■ **Work to complete**:
Leave out the pictures and retype exactly the lines from the line with "Decode this image" through the end of the listing below.

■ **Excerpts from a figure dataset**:

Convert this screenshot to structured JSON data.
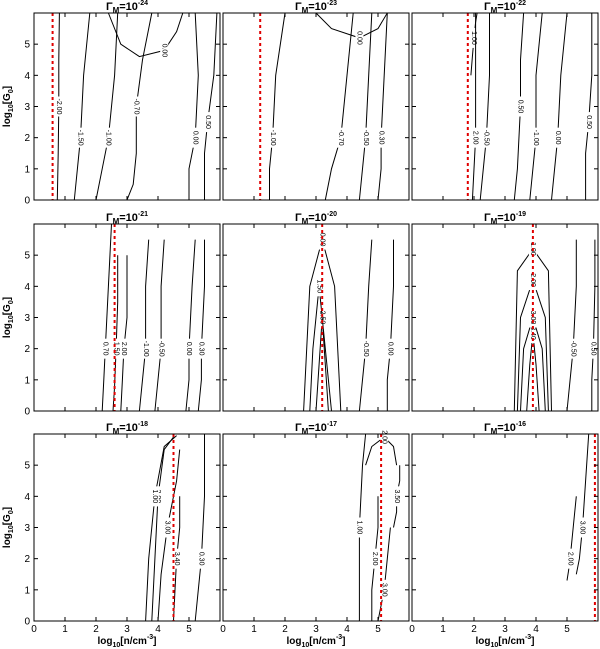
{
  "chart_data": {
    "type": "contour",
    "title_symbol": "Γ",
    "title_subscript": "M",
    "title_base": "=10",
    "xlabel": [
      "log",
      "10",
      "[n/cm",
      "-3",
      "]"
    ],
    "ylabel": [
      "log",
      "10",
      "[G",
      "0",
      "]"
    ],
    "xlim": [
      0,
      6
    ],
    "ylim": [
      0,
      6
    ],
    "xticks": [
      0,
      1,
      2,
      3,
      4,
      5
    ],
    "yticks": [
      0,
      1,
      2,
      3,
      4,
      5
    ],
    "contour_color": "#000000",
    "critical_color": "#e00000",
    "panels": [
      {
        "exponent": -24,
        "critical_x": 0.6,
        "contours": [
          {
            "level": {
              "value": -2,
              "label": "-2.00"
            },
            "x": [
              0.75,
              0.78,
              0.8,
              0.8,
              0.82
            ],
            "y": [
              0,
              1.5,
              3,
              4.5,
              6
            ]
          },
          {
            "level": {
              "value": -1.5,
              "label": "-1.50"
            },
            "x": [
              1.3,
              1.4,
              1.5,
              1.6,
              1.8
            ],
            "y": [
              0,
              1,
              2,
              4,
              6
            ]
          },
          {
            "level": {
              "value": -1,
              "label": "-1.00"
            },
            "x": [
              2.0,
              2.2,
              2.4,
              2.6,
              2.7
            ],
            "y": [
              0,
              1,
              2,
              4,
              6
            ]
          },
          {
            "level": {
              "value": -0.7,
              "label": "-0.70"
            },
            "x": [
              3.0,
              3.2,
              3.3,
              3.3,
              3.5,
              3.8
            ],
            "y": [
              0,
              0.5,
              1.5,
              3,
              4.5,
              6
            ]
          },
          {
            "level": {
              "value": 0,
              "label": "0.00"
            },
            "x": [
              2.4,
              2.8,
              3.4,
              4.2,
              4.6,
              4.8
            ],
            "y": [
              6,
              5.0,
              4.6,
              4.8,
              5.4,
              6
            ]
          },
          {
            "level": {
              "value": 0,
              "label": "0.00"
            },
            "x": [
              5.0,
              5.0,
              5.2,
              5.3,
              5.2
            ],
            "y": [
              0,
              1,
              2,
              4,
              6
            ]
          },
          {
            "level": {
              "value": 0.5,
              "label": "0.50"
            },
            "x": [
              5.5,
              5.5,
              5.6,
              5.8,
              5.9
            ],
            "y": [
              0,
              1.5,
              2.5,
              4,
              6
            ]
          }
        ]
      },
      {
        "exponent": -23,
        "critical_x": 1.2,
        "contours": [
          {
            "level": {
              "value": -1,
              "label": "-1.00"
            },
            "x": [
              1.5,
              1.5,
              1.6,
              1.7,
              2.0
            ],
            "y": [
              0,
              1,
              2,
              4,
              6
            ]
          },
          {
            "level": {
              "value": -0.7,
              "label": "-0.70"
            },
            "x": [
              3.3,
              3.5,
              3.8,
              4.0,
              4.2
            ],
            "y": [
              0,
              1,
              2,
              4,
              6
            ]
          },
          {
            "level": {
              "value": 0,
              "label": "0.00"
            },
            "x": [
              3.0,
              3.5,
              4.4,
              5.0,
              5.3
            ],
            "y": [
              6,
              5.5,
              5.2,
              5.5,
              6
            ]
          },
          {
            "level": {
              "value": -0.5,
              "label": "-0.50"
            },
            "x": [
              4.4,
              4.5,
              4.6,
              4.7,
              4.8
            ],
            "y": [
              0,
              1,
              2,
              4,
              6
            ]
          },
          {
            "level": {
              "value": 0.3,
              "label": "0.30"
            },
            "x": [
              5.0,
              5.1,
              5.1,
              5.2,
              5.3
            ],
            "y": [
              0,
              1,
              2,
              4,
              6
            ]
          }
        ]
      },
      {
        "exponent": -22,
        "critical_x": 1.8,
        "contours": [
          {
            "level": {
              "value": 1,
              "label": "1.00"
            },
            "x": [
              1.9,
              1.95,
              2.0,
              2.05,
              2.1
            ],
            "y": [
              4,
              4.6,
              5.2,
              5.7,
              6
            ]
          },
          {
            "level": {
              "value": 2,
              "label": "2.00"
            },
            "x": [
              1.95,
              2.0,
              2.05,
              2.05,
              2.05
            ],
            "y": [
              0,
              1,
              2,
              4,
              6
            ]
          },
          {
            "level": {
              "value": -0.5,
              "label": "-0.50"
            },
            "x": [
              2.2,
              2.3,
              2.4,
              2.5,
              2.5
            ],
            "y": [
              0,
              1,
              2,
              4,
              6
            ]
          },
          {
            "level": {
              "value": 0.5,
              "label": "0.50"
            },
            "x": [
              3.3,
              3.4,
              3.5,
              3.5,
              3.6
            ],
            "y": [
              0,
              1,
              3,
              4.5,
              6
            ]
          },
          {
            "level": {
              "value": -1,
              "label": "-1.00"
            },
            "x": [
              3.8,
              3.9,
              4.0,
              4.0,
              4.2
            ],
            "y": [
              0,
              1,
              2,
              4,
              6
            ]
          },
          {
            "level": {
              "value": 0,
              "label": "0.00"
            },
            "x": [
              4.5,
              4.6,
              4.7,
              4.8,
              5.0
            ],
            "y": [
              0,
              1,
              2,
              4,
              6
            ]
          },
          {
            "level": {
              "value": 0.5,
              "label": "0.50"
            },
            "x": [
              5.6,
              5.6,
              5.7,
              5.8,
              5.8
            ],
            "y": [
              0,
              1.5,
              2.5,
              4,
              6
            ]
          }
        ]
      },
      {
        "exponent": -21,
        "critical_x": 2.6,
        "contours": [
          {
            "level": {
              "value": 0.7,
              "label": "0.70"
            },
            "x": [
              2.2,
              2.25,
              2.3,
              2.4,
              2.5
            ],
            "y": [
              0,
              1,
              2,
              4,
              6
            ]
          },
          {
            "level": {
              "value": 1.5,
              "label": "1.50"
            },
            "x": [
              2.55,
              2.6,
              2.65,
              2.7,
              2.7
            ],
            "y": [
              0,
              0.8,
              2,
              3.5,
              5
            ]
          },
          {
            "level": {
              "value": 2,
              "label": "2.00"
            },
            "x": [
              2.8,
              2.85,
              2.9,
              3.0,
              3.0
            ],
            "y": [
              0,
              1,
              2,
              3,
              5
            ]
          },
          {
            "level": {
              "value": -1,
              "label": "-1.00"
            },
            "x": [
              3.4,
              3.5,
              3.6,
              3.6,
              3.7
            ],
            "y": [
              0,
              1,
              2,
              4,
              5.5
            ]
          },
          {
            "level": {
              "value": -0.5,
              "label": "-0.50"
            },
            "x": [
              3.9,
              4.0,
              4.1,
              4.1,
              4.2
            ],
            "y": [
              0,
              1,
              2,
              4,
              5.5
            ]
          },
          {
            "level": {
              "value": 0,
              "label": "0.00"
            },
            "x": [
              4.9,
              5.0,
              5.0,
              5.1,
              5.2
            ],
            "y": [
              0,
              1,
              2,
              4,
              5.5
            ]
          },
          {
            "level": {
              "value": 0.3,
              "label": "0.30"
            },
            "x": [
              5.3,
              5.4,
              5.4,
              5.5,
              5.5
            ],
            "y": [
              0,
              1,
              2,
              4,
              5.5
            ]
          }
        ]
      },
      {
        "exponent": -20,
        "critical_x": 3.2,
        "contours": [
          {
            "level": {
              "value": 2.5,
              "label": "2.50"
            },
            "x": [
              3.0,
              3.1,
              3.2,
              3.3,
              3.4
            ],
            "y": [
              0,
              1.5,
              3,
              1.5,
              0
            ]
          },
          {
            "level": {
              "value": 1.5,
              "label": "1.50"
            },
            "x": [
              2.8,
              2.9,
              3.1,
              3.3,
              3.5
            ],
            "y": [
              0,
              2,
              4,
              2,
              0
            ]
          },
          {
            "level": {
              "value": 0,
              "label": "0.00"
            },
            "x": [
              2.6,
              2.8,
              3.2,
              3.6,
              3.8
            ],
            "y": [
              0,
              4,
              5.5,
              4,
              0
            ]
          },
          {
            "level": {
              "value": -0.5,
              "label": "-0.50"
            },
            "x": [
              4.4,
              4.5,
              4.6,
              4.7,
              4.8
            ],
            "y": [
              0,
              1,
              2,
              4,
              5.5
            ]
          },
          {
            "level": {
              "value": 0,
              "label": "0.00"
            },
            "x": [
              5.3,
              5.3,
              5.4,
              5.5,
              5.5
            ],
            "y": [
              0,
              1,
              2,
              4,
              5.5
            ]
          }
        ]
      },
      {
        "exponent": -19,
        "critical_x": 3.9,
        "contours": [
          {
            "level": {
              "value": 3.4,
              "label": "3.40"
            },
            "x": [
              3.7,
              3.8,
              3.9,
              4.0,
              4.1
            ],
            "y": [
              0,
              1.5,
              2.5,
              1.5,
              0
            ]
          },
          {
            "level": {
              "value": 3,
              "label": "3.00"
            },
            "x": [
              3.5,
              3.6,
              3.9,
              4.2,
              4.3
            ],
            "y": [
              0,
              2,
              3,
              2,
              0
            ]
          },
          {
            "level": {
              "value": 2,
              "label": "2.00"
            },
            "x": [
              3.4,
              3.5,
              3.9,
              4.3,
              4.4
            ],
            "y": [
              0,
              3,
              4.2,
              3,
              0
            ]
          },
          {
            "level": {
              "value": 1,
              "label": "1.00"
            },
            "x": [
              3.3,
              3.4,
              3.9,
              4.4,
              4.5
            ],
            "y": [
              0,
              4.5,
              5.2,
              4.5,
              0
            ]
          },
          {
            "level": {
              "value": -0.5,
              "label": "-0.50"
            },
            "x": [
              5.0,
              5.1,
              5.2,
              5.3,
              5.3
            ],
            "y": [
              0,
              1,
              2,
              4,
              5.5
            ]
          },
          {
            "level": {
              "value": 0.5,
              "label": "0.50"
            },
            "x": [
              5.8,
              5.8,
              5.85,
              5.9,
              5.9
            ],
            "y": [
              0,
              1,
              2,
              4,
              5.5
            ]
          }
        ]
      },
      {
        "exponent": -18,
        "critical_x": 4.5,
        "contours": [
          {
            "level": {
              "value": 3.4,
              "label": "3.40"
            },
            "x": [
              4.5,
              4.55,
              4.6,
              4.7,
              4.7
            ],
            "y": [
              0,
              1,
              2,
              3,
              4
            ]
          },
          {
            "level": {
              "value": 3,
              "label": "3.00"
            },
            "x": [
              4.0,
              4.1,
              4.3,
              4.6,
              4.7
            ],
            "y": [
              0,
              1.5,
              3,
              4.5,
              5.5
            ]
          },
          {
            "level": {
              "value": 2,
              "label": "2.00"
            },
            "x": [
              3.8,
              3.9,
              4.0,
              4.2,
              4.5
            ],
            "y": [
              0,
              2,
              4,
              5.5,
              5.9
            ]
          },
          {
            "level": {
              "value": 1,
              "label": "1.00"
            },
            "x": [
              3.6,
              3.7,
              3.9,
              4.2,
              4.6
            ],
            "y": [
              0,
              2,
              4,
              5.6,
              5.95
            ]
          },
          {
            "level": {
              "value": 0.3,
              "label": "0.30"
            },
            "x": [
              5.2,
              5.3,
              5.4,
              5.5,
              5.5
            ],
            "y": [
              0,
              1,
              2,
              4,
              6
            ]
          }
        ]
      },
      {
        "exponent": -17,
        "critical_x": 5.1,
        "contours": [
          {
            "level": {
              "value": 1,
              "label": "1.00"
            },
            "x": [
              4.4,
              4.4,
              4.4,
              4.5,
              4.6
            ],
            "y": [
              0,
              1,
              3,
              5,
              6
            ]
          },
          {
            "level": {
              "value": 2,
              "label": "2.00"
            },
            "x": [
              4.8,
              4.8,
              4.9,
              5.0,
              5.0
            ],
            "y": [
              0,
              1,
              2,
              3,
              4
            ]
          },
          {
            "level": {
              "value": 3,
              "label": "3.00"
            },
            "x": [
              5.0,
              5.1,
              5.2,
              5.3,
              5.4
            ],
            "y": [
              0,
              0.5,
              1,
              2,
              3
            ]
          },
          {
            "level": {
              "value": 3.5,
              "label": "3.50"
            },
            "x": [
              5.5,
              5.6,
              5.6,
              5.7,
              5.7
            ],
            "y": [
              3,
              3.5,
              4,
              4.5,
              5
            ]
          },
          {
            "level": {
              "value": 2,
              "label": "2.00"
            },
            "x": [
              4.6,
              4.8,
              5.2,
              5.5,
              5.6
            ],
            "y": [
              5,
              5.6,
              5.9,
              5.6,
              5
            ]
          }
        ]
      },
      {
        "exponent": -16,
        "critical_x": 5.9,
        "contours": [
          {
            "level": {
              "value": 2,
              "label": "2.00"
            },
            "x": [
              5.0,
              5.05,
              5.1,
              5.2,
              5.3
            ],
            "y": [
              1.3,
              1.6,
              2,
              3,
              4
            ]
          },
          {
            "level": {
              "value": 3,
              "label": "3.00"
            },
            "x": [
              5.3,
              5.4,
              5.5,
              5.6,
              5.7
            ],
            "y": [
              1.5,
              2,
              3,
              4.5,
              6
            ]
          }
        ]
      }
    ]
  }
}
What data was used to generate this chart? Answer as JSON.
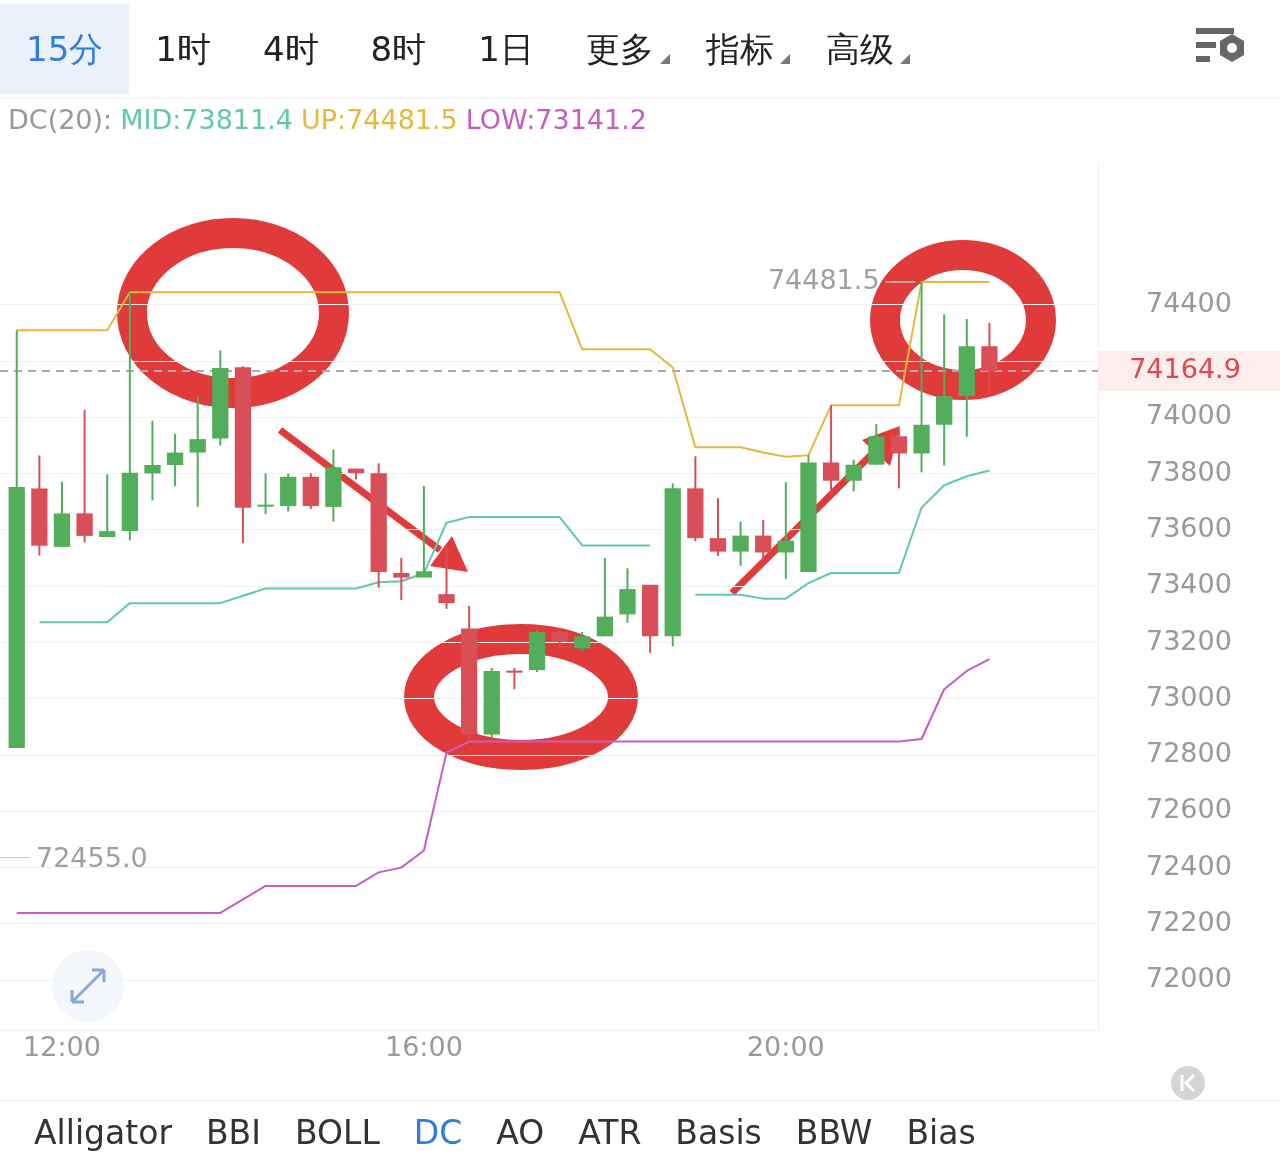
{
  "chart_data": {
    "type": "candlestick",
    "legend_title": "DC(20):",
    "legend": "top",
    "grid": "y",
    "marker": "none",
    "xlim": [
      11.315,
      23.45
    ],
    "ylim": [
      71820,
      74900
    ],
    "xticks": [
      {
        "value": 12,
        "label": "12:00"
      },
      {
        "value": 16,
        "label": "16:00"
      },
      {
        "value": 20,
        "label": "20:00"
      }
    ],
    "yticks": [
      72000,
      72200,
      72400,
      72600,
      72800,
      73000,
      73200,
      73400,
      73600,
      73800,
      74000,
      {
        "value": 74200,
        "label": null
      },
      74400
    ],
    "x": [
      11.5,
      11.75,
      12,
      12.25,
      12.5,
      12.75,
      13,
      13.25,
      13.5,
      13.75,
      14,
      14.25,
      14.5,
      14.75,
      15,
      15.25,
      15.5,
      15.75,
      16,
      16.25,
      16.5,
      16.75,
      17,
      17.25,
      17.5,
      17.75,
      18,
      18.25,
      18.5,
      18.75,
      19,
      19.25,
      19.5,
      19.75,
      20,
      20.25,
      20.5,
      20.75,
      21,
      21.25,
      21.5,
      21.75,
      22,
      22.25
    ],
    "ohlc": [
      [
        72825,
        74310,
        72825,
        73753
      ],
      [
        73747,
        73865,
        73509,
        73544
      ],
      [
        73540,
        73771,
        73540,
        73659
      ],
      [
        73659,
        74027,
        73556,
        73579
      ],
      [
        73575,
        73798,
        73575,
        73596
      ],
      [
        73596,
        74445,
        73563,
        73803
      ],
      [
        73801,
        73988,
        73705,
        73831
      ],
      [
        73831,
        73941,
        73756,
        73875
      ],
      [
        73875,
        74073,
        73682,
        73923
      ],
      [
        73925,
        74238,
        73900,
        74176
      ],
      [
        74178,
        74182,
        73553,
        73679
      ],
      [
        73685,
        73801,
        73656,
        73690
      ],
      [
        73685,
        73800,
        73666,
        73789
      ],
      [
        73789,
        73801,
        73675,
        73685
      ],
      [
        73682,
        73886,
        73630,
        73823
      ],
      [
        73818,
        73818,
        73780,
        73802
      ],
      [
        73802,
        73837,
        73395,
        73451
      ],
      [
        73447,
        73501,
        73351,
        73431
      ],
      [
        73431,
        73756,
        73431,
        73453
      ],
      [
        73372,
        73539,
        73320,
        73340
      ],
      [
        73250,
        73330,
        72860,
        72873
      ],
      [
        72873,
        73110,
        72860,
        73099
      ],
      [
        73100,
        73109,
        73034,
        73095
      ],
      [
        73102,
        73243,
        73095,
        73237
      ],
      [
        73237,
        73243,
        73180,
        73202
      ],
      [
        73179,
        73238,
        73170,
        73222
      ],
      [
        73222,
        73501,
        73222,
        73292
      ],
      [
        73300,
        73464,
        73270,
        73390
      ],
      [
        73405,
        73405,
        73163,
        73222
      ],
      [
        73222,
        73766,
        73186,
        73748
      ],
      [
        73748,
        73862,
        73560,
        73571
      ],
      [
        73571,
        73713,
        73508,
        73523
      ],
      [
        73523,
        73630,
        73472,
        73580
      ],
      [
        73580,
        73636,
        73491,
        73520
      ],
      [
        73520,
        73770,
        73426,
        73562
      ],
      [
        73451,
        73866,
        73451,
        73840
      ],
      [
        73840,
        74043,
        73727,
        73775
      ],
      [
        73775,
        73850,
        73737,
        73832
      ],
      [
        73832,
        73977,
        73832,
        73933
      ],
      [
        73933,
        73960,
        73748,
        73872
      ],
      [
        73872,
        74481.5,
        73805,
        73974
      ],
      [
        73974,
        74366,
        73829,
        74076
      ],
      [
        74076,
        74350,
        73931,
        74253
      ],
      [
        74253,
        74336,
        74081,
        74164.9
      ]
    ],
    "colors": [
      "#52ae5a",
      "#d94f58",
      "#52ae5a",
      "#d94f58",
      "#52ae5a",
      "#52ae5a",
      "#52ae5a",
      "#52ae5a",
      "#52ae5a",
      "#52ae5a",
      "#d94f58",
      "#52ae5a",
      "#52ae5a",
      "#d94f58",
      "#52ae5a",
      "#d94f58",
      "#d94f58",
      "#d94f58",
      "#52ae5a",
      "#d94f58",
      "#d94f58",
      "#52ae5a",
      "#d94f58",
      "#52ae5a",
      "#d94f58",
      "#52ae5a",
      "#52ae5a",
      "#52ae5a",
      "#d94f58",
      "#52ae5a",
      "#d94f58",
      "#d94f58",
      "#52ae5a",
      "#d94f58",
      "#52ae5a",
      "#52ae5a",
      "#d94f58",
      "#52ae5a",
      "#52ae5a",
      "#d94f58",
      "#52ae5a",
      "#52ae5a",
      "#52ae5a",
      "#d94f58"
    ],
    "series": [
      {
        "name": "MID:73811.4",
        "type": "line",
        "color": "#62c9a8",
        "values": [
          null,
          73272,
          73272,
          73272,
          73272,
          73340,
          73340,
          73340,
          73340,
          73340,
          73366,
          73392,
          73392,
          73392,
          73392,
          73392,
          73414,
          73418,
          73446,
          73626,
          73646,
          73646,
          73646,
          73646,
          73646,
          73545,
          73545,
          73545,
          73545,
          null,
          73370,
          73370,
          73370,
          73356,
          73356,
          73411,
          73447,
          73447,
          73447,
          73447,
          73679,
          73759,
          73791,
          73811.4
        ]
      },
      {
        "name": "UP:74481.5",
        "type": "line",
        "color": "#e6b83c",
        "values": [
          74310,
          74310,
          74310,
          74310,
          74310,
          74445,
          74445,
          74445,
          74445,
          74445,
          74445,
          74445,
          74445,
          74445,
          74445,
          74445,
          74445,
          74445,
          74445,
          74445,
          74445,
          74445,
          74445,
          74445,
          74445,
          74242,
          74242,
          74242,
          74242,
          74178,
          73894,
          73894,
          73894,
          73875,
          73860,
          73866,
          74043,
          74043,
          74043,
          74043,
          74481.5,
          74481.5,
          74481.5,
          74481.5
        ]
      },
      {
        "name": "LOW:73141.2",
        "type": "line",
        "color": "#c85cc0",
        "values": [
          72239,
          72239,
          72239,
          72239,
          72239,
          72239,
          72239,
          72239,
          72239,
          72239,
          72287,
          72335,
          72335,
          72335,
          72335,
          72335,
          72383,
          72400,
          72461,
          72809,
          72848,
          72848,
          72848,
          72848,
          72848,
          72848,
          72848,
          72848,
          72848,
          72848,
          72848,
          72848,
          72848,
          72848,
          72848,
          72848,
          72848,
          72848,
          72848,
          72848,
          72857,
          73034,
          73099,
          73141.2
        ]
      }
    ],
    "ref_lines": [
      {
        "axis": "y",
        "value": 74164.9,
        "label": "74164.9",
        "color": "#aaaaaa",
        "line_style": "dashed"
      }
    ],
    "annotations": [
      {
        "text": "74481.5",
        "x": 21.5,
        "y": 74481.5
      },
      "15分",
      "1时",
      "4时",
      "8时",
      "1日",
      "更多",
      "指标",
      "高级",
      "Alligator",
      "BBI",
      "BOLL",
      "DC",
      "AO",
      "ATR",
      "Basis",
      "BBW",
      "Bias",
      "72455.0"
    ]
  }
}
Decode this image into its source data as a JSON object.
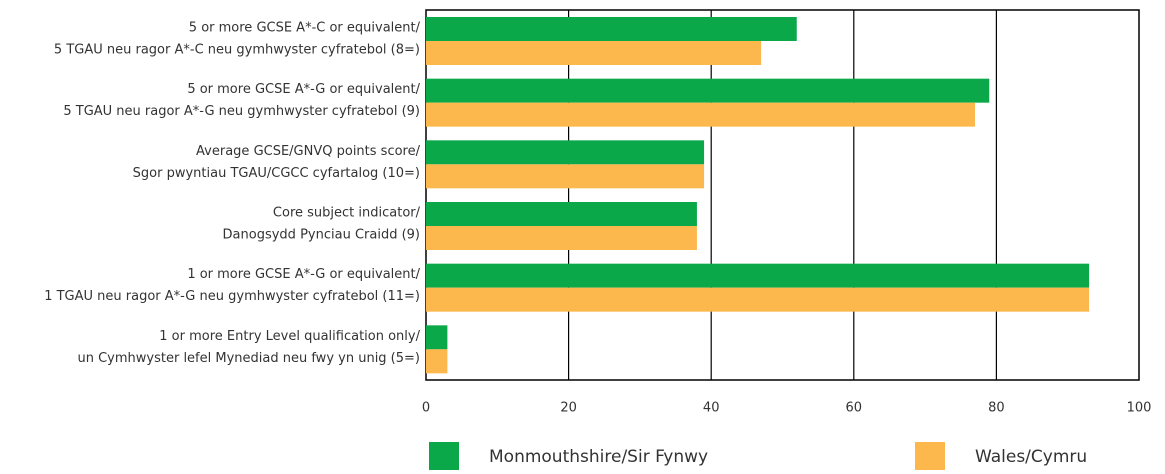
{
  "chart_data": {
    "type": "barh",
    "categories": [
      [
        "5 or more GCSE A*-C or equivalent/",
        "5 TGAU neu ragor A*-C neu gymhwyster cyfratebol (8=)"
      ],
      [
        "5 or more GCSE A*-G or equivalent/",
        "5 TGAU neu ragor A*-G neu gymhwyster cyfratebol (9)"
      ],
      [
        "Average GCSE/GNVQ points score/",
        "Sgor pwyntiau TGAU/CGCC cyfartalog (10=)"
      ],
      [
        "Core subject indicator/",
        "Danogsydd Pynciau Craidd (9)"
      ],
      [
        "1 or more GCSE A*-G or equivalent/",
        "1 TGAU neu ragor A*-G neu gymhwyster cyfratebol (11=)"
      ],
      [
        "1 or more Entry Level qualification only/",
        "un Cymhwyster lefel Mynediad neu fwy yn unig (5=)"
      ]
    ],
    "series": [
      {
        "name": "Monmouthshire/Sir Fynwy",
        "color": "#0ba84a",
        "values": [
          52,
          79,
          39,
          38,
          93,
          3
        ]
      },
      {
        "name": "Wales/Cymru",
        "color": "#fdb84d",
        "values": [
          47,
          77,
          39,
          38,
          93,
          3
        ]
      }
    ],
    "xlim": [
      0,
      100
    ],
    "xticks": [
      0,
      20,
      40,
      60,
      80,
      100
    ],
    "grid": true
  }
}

■ **Response to this task**:
Decode this image into its source data as a JSON object.
{
  "chart_data": {
    "type": "barh",
    "categories": [
      [
        "5 or more GCSE A*-C or equivalent/",
        "5 TGAU neu ragor A*-C neu gymhwyster cyfratebol (8=)"
      ],
      [
        "5 or more GCSE A*-G or equivalent/",
        "5 TGAU neu ragor A*-G neu gymhwyster cyfratebol (9)"
      ],
      [
        "Average GCSE/GNVQ points score/",
        "Sgor pwyntiau TGAU/CGCC cyfartalog (10=)"
      ],
      [
        "Core subject indicator/",
        "Danogsydd Pynciau Craidd (9)"
      ],
      [
        "1 or more GCSE A*-G or equivalent/",
        "1 TGAU neu ragor A*-G neu gymhwyster cyfratebol (11=)"
      ],
      [
        "1 or more Entry Level qualification only/",
        "un Cymhwyster lefel Mynediad neu fwy yn unig (5=)"
      ]
    ],
    "series": [
      {
        "name": "Monmouthshire/Sir Fynwy",
        "color": "#0ba84a",
        "values": [
          52,
          79,
          39,
          38,
          93,
          3
        ]
      },
      {
        "name": "Wales/Cymru",
        "color": "#fdb84d",
        "values": [
          47,
          77,
          39,
          38,
          93,
          3
        ]
      }
    ],
    "xlim": [
      0,
      100
    ],
    "xticks": [
      0,
      20,
      40,
      60,
      80,
      100
    ],
    "grid": true
  }
}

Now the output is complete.